== ТЕКСТ СТРАНИЦЫ
Он потащил меня куда-то рядом - в дом своих родителей.
Собралась вся семья - я весь день и вечер рассказывал им свою эпопею. Он пошел меня провожать и все время спрашивал:
- Мотя! Чем помочь?
У метро мы расстались, дав друг другу слово встречаться. Я, добравшись до Казанского вокзала (я тогда жил в Малаховке), сел в электричку, зачем-то полез в карман куртки и обнаружил там конверт, а в нем триста рублей! При моей тогдашней неустроенности это были огромные деньги. Но дело даже не в этом - у меня много было знакомых в Москве, все они знали о моих трудностях, но никто и не подумал помочь - не словами, не сожалением, не сочувствием, а просто деньгами. А вот Саша - подумал и сделал это! Да еще так деликатно, чтобы не поставить меня в неловкое положение. Он не ждал благодарности - он просто помог…"
====
== ПЕРЕЧЕНЬ СТРОК
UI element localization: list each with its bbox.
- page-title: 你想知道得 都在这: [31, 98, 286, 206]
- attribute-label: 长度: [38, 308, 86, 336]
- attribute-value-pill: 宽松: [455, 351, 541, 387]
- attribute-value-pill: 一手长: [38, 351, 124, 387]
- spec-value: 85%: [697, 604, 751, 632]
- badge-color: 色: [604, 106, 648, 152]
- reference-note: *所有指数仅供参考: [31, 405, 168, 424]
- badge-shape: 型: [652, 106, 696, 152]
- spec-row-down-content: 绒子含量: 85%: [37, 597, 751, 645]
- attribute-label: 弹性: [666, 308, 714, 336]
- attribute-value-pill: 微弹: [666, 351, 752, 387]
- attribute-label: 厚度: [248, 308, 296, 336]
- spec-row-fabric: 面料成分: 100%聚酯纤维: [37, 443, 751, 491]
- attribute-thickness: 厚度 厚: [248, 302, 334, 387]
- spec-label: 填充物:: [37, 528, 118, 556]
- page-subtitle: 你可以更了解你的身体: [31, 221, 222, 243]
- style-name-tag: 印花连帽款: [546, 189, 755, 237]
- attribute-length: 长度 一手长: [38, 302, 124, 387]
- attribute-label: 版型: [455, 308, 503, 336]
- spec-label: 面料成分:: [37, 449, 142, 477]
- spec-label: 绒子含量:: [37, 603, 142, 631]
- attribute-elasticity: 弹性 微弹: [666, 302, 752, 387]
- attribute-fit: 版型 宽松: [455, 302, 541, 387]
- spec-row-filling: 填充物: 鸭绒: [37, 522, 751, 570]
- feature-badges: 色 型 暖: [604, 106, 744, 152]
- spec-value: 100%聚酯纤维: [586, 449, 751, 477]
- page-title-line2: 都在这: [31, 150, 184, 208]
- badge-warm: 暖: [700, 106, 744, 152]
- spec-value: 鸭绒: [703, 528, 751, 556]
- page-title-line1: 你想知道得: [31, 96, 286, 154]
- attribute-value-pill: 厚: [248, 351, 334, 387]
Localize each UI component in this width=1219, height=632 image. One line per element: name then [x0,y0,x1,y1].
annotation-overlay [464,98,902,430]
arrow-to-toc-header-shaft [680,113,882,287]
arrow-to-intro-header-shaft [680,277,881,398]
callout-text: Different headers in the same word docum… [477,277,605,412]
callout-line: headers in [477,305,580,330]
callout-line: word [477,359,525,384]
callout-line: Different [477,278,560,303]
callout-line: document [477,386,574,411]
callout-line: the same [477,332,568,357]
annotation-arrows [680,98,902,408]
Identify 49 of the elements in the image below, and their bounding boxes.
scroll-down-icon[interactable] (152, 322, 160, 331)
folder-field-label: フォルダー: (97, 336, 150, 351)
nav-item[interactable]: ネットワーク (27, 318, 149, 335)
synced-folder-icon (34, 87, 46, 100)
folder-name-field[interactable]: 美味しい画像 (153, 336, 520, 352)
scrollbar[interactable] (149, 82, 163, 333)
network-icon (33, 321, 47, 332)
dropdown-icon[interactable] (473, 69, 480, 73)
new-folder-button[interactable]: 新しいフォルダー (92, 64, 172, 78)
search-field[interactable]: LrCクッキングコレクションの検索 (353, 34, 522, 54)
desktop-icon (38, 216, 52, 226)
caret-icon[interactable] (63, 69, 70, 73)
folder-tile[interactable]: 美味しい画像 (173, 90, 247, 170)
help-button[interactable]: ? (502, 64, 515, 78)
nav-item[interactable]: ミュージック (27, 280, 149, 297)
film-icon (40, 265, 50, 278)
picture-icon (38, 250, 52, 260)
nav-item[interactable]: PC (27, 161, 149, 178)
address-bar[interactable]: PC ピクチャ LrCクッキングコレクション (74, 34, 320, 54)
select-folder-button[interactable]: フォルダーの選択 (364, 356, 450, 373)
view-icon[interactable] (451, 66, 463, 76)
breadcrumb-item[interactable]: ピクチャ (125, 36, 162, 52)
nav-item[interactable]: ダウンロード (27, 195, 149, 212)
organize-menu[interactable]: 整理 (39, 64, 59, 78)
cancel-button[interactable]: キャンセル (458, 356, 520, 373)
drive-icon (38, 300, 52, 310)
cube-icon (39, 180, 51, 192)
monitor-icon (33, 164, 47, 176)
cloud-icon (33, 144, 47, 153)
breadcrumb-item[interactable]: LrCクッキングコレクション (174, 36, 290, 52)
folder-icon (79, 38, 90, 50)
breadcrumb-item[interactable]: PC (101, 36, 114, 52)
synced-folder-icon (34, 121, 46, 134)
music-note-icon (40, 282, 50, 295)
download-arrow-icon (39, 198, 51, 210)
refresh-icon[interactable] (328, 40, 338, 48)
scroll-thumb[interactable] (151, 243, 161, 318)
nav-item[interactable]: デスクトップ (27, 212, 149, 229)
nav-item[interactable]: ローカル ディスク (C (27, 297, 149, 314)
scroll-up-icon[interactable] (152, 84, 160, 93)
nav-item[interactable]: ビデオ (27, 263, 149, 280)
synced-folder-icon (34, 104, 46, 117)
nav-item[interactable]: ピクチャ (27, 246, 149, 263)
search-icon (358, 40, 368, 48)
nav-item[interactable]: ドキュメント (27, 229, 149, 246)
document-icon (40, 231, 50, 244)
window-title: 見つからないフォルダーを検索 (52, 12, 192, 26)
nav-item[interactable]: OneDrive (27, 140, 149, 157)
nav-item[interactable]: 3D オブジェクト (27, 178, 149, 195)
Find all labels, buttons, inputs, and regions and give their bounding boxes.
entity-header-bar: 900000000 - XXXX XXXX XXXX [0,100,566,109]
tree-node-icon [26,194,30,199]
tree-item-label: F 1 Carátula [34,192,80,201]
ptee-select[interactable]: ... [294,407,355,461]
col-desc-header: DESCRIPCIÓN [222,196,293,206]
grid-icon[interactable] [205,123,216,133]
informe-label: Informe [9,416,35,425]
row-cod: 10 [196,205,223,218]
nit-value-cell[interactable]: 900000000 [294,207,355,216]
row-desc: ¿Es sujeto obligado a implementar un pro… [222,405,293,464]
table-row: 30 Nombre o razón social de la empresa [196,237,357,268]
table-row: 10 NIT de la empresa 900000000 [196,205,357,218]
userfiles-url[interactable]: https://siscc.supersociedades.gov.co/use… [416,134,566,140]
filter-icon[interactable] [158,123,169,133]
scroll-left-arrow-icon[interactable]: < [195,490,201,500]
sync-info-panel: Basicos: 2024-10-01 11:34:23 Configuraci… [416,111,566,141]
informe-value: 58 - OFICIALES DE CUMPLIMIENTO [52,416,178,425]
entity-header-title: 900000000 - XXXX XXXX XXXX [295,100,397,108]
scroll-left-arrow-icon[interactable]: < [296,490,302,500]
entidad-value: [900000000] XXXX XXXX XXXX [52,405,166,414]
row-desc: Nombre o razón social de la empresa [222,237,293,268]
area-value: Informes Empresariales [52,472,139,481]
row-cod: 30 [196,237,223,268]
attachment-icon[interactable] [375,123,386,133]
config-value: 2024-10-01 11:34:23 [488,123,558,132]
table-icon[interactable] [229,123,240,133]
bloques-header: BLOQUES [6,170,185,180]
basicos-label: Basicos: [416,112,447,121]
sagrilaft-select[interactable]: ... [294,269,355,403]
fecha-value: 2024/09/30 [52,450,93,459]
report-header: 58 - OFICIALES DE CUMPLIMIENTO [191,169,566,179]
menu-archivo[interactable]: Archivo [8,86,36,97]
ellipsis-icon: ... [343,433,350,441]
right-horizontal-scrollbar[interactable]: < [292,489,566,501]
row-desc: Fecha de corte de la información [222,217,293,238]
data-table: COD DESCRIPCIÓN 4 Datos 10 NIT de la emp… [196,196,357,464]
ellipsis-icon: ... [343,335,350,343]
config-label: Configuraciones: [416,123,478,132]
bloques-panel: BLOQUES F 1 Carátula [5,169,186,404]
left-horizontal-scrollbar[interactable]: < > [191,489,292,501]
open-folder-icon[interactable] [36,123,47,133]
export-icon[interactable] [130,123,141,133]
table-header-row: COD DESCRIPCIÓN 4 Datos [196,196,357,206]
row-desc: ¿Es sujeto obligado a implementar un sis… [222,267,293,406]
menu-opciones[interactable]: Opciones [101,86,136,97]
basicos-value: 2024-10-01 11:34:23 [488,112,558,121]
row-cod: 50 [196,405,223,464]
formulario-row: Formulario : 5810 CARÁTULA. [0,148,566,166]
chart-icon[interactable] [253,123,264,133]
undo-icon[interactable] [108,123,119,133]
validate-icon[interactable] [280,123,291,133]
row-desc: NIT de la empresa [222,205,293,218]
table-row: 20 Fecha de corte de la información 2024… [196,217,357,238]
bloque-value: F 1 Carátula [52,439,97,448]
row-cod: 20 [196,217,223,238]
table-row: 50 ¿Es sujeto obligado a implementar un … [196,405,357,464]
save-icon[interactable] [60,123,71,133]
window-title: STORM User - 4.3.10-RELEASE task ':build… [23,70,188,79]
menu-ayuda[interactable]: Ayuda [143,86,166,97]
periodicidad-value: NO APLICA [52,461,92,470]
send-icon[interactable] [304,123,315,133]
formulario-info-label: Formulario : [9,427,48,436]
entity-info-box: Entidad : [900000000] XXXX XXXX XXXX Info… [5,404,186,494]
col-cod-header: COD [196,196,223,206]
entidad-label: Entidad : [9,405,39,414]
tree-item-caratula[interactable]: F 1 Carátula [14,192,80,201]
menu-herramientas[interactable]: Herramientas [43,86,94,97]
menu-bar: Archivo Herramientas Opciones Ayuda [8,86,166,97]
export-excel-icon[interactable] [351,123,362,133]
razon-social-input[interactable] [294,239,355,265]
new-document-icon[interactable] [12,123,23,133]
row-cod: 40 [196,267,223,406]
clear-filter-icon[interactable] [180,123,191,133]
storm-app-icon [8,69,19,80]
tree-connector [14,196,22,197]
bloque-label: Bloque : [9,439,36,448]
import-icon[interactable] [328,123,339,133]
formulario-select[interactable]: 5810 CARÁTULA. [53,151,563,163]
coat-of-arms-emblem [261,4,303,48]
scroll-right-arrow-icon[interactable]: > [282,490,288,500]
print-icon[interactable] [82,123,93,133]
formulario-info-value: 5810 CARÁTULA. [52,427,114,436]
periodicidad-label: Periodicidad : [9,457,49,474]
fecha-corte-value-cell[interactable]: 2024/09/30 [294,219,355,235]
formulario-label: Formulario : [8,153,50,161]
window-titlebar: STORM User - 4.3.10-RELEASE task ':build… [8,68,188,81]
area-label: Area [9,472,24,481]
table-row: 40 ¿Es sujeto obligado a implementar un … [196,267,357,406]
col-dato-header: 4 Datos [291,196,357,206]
====
* [ЧТО СДЕЛАТЬ] Выведите без изменений фрагмент текста страницы от слов «Он потащил меня» до слов «Мотя! Чем помочь?» включительно. Опирайтесь только на текст страницы.

* [ОТВЕТ НА ЗАДАНИЕ]
Он потащил меня куда-то рядом - в дом своих родителей.
Собралась вся семья - я весь день и вечер рассказывал им свою эпопею. Он пошел меня провожать и все время спрашивал:
- Мотя! Чем помочь?